* **Brief**
Where the word "subtitle" occurs in a line, return that line.

* **Data**
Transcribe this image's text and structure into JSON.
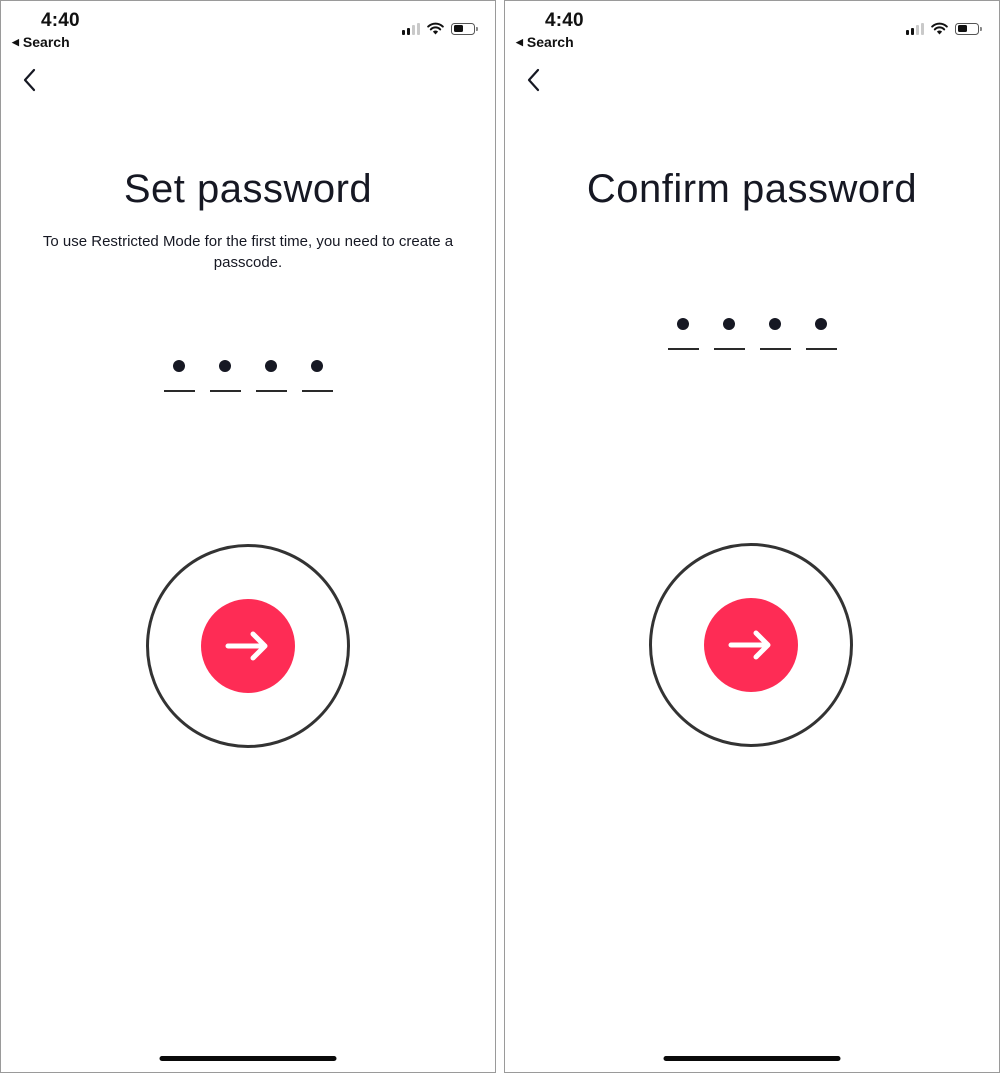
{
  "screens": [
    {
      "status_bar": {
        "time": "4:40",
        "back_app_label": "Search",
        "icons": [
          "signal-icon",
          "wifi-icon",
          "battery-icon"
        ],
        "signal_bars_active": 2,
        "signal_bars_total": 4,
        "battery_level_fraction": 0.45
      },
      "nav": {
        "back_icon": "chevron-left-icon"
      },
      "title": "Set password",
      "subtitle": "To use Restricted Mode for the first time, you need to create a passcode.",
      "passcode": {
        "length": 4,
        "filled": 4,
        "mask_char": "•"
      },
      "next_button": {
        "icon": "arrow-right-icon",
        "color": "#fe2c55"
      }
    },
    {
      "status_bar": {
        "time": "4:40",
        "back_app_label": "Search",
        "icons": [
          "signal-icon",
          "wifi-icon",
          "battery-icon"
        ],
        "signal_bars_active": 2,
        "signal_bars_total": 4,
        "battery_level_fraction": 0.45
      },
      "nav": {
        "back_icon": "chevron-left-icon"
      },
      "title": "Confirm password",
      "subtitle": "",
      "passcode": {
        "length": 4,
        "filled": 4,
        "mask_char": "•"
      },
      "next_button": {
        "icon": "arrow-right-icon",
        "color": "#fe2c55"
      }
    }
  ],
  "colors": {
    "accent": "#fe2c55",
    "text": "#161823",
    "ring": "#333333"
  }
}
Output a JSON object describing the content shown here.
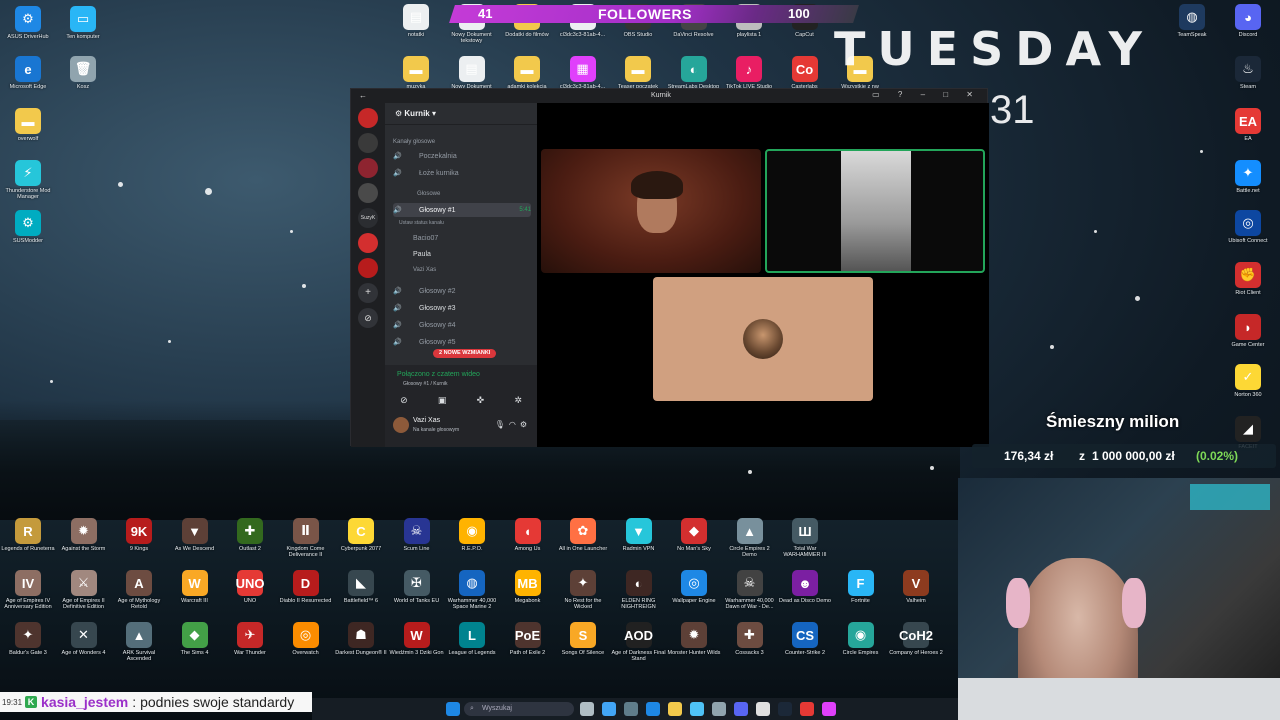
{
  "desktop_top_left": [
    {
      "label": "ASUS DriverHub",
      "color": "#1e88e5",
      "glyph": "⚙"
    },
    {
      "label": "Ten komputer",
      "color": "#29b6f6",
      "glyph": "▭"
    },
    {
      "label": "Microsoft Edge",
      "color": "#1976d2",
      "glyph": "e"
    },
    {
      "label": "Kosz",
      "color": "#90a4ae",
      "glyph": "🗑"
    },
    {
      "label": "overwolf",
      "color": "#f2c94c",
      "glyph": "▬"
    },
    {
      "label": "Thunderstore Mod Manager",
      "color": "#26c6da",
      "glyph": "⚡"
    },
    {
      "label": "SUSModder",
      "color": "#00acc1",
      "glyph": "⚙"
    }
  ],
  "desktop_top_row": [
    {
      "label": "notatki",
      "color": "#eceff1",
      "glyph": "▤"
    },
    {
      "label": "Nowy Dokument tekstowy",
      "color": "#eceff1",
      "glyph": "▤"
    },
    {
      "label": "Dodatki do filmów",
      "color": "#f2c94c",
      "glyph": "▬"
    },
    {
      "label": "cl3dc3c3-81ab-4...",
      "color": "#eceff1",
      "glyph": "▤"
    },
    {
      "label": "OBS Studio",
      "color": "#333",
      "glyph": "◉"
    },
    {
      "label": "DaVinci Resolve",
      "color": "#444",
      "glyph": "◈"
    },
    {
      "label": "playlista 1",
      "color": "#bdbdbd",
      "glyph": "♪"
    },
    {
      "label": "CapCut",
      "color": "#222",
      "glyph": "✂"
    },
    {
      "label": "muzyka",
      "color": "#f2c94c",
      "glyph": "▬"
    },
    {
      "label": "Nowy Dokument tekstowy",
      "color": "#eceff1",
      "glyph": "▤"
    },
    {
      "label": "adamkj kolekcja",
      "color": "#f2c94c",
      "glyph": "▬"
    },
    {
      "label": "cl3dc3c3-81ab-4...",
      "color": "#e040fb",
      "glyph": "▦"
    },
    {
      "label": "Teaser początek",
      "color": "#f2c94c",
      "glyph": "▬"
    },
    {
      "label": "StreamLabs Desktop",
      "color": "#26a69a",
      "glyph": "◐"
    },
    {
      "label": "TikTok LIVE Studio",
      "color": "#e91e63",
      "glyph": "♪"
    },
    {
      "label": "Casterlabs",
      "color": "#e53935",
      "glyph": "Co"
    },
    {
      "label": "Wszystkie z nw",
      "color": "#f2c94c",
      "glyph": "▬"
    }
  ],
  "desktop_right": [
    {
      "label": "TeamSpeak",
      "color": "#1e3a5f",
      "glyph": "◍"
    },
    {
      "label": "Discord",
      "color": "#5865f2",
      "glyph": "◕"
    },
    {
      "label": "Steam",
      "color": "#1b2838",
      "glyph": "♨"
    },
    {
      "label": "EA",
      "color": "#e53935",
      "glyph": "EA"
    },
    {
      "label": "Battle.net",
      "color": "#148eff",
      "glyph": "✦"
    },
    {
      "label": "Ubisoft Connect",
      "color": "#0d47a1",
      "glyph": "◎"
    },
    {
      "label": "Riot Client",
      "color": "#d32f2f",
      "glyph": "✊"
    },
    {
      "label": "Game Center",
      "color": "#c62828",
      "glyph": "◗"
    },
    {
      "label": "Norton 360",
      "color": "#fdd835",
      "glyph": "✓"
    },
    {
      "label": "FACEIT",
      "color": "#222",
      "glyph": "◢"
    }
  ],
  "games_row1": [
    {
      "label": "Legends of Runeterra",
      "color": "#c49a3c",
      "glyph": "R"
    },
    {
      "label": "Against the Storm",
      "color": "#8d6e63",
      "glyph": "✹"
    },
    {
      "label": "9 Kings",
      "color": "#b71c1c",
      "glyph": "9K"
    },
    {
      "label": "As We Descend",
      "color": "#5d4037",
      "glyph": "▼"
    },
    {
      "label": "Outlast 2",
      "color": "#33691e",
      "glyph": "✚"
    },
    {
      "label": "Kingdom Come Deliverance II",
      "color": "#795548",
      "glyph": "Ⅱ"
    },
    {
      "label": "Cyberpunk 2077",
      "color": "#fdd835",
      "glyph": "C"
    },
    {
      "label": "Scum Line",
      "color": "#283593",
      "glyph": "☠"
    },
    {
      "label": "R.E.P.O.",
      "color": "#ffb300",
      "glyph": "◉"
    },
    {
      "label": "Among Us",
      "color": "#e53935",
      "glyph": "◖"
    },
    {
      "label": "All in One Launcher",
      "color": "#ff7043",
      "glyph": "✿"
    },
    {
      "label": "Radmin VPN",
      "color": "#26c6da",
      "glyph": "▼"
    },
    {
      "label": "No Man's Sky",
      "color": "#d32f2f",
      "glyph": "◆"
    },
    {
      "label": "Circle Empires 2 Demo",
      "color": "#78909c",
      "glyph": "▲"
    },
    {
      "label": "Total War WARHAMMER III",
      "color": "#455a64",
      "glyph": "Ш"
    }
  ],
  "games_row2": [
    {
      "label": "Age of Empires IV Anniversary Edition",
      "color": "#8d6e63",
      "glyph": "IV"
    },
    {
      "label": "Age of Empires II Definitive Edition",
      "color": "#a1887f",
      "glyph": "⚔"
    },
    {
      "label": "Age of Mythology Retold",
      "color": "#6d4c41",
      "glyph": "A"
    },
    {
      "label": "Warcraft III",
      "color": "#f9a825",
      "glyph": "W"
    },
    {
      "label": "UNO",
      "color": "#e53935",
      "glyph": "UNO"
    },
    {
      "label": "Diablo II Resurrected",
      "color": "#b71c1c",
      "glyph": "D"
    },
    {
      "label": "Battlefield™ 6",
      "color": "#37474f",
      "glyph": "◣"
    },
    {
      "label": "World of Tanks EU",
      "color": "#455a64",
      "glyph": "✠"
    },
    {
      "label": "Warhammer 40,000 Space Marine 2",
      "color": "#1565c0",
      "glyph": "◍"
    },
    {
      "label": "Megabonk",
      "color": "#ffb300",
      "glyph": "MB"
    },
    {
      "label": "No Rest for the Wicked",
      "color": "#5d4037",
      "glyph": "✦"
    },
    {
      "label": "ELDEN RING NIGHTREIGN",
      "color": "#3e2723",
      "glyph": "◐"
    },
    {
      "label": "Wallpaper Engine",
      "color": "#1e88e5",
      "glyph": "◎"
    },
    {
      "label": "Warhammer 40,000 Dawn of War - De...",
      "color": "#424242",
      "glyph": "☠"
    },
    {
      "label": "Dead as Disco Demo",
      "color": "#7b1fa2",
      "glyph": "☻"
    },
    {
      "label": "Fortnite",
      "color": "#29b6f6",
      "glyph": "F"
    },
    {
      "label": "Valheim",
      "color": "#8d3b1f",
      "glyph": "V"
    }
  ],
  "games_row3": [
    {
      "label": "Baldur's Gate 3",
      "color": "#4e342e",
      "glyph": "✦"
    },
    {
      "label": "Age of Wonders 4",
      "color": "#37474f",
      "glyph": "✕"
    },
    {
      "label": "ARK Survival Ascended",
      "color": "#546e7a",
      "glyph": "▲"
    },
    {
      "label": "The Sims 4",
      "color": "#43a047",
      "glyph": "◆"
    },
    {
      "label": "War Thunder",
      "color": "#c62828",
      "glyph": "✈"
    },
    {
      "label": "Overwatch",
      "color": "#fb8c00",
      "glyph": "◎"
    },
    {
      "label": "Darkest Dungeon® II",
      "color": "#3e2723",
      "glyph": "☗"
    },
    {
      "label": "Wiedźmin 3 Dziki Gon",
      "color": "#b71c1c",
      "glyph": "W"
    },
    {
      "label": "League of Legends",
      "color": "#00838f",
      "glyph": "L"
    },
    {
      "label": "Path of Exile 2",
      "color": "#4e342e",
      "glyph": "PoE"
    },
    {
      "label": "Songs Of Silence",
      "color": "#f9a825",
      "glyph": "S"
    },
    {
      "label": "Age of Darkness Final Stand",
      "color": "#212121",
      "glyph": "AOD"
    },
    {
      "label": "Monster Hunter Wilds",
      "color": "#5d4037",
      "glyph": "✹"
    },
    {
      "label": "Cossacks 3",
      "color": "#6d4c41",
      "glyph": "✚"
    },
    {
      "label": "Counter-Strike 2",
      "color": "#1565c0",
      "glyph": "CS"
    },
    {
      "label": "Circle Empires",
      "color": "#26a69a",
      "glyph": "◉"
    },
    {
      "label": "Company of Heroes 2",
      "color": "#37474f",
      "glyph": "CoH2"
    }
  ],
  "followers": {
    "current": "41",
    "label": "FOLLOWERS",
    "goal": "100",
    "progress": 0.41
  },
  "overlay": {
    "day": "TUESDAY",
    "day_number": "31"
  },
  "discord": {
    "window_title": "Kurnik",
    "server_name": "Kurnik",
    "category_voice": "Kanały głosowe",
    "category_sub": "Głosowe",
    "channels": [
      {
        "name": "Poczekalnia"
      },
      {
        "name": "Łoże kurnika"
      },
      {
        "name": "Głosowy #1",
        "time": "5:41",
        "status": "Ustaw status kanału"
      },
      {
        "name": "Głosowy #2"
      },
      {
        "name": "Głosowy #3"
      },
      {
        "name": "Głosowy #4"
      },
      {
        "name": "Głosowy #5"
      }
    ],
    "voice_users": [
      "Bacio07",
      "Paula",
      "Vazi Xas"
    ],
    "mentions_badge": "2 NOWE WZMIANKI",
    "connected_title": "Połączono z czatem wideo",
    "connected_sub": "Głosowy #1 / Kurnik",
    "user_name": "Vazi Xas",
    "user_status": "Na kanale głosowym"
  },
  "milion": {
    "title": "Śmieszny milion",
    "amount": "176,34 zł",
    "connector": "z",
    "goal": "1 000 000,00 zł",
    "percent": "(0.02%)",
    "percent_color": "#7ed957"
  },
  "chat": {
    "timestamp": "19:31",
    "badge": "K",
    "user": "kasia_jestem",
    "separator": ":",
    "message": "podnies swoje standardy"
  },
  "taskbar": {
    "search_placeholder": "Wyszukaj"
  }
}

* **Answer to this problem**
      "subtitle": "To use Restricted Mode for the first time, you need to create a passcode.",
      "subtitle": "",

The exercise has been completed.